## TASK DESCRIPTION
In the listing below, count the lines with "catorce" and report only the figure.

Dataset items:

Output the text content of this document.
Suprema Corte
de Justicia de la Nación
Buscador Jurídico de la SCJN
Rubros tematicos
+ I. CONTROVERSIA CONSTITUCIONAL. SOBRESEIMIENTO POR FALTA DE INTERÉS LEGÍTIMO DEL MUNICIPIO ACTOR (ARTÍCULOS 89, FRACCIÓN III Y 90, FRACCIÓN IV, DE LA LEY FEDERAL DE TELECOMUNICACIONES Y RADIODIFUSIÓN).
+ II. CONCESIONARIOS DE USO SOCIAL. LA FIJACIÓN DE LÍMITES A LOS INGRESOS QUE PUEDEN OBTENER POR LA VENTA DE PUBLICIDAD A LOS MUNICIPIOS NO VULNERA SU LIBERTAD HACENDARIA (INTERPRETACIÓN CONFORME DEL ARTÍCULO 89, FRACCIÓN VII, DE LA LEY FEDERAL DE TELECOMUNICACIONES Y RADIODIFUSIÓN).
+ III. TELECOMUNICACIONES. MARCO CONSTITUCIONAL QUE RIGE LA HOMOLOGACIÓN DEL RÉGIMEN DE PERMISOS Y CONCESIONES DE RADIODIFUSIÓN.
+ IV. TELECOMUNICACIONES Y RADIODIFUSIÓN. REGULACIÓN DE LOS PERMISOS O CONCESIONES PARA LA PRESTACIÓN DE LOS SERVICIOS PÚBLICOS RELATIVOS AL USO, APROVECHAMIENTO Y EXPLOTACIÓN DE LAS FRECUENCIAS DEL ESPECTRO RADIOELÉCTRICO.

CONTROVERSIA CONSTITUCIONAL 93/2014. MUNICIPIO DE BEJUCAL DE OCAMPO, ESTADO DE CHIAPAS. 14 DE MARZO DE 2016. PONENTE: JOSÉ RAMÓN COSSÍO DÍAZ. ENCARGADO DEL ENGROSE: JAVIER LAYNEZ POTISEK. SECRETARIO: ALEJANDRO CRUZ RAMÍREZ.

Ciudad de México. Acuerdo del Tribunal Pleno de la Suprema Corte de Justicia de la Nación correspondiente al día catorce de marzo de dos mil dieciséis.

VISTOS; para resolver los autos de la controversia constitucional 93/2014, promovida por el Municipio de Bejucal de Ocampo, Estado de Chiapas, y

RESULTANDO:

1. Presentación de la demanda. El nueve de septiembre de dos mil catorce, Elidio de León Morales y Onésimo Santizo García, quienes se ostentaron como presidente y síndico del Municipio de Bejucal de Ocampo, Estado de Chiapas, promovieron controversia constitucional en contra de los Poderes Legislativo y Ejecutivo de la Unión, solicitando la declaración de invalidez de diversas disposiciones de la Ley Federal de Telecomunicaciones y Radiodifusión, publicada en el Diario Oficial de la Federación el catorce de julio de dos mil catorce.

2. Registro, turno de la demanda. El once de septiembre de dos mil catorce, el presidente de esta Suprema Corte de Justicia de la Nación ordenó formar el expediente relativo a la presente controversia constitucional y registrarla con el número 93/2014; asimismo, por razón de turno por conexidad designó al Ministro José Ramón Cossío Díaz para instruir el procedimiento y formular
...
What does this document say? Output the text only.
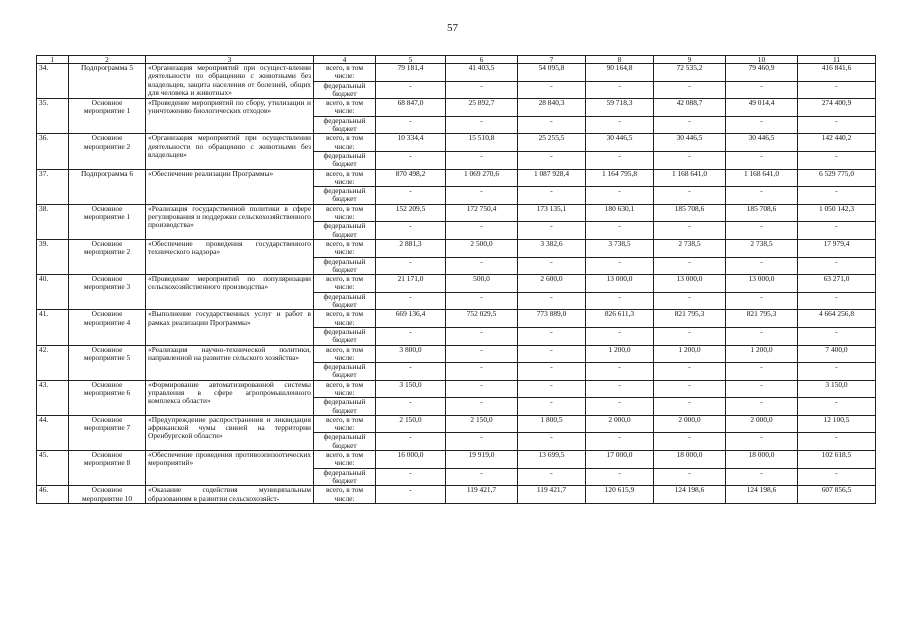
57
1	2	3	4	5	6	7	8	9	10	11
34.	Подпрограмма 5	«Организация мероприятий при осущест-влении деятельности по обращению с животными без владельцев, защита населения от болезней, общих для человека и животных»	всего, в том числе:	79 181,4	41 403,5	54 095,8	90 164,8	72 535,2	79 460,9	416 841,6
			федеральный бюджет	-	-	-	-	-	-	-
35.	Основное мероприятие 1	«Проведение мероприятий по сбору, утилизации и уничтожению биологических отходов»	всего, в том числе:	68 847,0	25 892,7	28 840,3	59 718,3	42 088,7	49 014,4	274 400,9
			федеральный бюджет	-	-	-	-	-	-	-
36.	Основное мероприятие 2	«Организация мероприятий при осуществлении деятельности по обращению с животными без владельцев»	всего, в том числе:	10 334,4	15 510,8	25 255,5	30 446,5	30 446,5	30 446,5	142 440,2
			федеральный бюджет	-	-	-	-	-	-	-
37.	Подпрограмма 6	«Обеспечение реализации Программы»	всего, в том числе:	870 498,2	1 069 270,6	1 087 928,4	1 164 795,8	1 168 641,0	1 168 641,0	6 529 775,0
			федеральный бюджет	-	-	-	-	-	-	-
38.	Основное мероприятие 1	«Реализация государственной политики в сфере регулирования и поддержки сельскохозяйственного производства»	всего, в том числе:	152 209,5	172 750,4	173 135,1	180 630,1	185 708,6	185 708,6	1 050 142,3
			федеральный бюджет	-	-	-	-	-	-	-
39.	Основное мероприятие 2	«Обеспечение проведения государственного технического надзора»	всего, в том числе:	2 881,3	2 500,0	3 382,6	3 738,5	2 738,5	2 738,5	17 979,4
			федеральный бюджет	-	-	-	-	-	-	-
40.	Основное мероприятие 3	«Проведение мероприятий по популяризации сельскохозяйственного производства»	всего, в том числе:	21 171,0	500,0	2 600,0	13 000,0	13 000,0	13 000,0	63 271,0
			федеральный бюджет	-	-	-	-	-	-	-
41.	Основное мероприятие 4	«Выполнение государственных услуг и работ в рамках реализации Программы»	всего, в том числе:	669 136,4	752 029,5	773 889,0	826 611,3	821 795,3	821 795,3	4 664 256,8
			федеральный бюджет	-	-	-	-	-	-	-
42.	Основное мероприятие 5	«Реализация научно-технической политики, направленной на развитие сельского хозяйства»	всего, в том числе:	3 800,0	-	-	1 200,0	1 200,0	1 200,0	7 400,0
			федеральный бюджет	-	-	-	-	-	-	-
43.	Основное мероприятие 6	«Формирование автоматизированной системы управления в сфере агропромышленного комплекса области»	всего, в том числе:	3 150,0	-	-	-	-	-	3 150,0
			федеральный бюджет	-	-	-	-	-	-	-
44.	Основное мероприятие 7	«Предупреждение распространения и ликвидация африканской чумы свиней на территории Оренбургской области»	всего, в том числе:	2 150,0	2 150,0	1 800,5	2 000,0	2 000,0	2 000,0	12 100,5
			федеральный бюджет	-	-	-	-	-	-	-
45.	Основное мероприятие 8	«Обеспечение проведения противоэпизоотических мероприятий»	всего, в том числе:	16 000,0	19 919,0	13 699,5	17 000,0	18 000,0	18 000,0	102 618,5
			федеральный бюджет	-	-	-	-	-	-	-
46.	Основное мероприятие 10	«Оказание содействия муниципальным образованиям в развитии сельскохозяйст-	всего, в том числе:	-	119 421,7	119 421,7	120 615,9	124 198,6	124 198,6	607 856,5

## RESULT OF THE EXERCISE
3